INSTRUCTIONS FOR THE TASK ▸ Output a single figure: the number of lines in which the word "domprost" appears.

____ EXERCISE INPUTS

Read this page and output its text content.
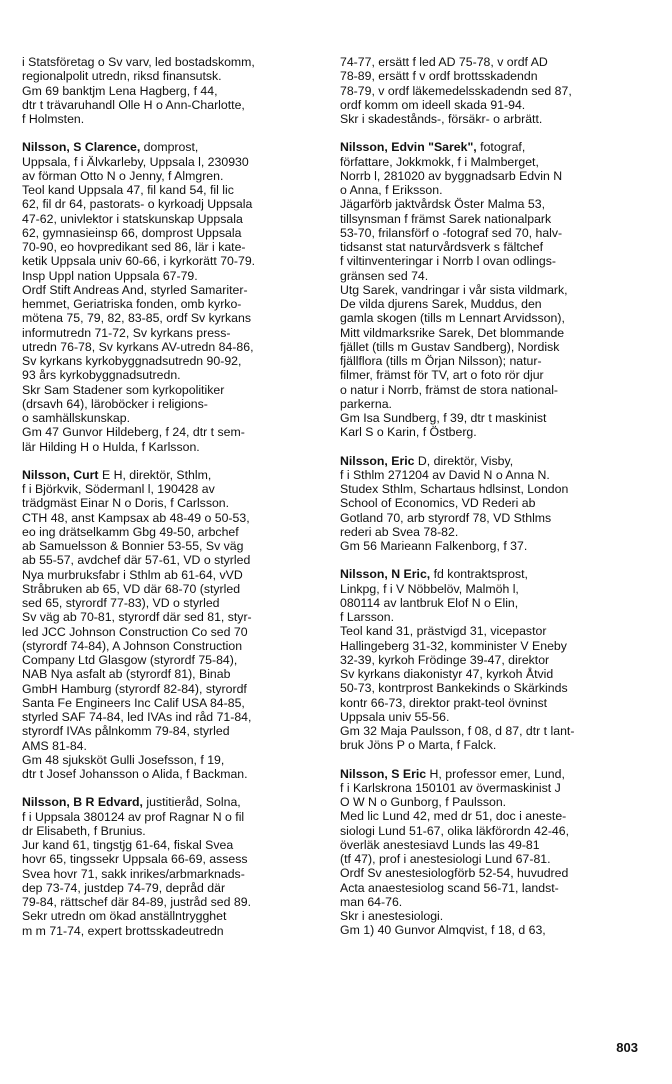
i Statsföretag o Sv varv, led bostadskomm,
regionalpolit utredn, riksd finansutsk.
Gm 69 banktjm Lena Hagberg, f 44,
dtr t trävaruhandl Olle H o Ann-Charlotte,
f Holmsten.
Nilsson, S Clarence, domprost,
Uppsala, f i Älvkarleby, Uppsala l, 230930
av förman Otto N o Jenny, f Almgren.
Teol kand Uppsala 47, fil kand 54, fil lic
62, fil dr 64, pastorats- o kyrkoadj Uppsala
47-62, univlektor i statskunskap Uppsala
62, gymnasieinsp 66, domprost Uppsala
70-90, eo hovpredikant sed 86, lär i kate-
ketik Uppsala univ 60-66, i kyrkorätt 70-79.
Insp Uppl nation Uppsala 67-79.
Ordf Stift Andreas And, styrled Samariter-
hemmet, Geriatriska fonden, omb kyrko-
mötena 75, 79, 82, 83-85, ordf Sv kyrkans
informutredn 71-72, Sv kyrkans press-
utredn 76-78, Sv kyrkans AV-utredn 84-86,
Sv kyrkans kyrkobyggnadsutredn 90-92,
93 års kyrkobyggnadsutredn.
Skr Sam Stadener som kyrkopolitiker
(drsavh 64), läroböcker i religions-
o samhällskunskap.
Gm 47 Gunvor Hildeberg, f 24, dtr t sem-
lär Hilding H o Hulda, f Karlsson.
Nilsson, Curt E H, direktör, Sthlm,
f i Björkvik, Södermanl l, 190428 av
trädgmäst Einar N o Doris, f Carlsson.
CTH 48, anst Kampsax ab 48-49 o 50-53,
eo ing drätselkamm Gbg 49-50, arbchef
ab Samuelsson & Bonnier 53-55, Sv väg
ab 55-57, avdchef där 57-61, VD o styrled
Nya murbruksfabr i Sthlm ab 61-64, vVD
Stråbruken ab 65, VD där 68-70 (styrled
sed 65, styrordf 77-83), VD o styrled
Sv väg ab 70-81, styrordf där sed 81, styr-
led JCC Johnson Construction Co sed 70
(styrordf 74-84), A Johnson Construction
Company Ltd Glasgow (styrordf 75-84),
NAB Nya asfalt ab (styrordf 81), Binab
GmbH Hamburg (styrordf 82-84), styrordf
Santa Fe Engineers Inc Calif USA 84-85,
styrled SAF 74-84, led IVAs ind råd 71-84,
styrordf IVAs pålnkomm 79-84, styrled
AMS 81-84.
Gm 48 sjuksköt Gulli Josefsson, f 19,
dtr t Josef Johansson o Alida, f Backman.
Nilsson, B R Edvard, justitieråd, Solna,
f i Uppsala 380124 av prof Ragnar N o fil
dr Elisabeth, f Brunius.
Jur kand 61, tingstjg 61-64, fiskal Svea
hovr 65, tingssekr Uppsala 66-69, assess
Svea hovr 71, sakk inrikes/arbmarknads-
dep 73-74, justdep 74-79, depråd där
79-84, rättschef där 84-89, justråd sed 89.
Sekr utredn om ökad anställntrygghet
m m 71-74, expert brottsskadeutredn
74-77, ersätt f led AD 75-78, v ordf AD
78-89, ersätt f v ordf brottsskadendn
78-79, v ordf läkemedelsskadendn sed 87,
ordf komm om ideell skada 91-94.
Skr i skadestånds-, försäkr- o arbrätt.
Nilsson, Edvin "Sarek", fotograf,
författare, Jokkmokk, f i Malmberget,
Norrb l, 281020 av byggnadsarb Edvin N
o Anna, f Eriksson.
Jägarförb jaktvårdsk Öster Malma 53,
tillsynsman f främst Sarek nationalpark
53-70, frilansförf o -fotograf sed 70, halv-
tidsanst stat naturvårdsverk s fältchef
f viltinventeringar i Norrb l ovan odlings-
gränsen sed 74.
Utg Sarek, vandringar i vår sista vildmark,
De vilda djurens Sarek, Muddus, den
gamla skogen (tills m Lennart Arvidsson),
Mitt vildmarksrike Sarek, Det blommande
fjället (tills m Gustav Sandberg), Nordisk
fjällflora (tills m Örjan Nilsson); natur-
filmer, främst för TV, art o foto rör djur
o natur i Norrb, främst de stora national-
parkerna.
Gm Isa Sundberg, f 39, dtr t maskinist
Karl S o Karin, f Östberg.
Nilsson, Eric D, direktör, Visby,
f i Sthlm 271204 av David N o Anna N.
Studex Sthlm, Schartaus hdlsinst, London
School of Economics, VD Rederi ab
Gotland 70, arb styrordf 78, VD Sthlms
rederi ab Svea 78-82.
Gm 56 Marieann Falkenborg, f 37.
Nilsson, N Eric, fd kontraktsprost,
Linkpg, f i V Nöbbelöv, Malmöh l,
080114 av lantbruk Elof N o Elin,
f Larsson.
Teol kand 31, prästvigd 31, vicepastor
Hallingeberg 31-32, komminister V Eneby
32-39, kyrkoh Frödinge 39-47, direktor
Sv kyrkans diakonistyr 47, kyrkoh Åtvid
50-73, kontrprost Bankekinds o Skärkinds
kontr 66-73, direktor prakt-teol övninst
Uppsala univ 55-56.
Gm 32 Maja Paulsson, f 08, d 87, dtr t lant-
bruk Jöns P o Marta, f Falck.
Nilsson, S Eric H, professor emer, Lund,
f i Karlskrona 150101 av övermaskinist J
O W N o Gunborg, f Paulsson.
Med lic Lund 42, med dr 51, doc i aneste-
siologi Lund 51-67, olika läkförordn 42-46,
överläk anestesiavd Lunds las 49-81
(tf 47), prof i anestesiologi Lund 67-81.
Ordf Sv anestesiologförb 52-54, huvudred
Acta anaestesiolog scand 56-71, landst-
man 64-76.
Skr i anestesiologi.
Gm 1) 40 Gunvor Almqvist, f 18, d 63,
803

________

RIGHT ANSWER ▸ 2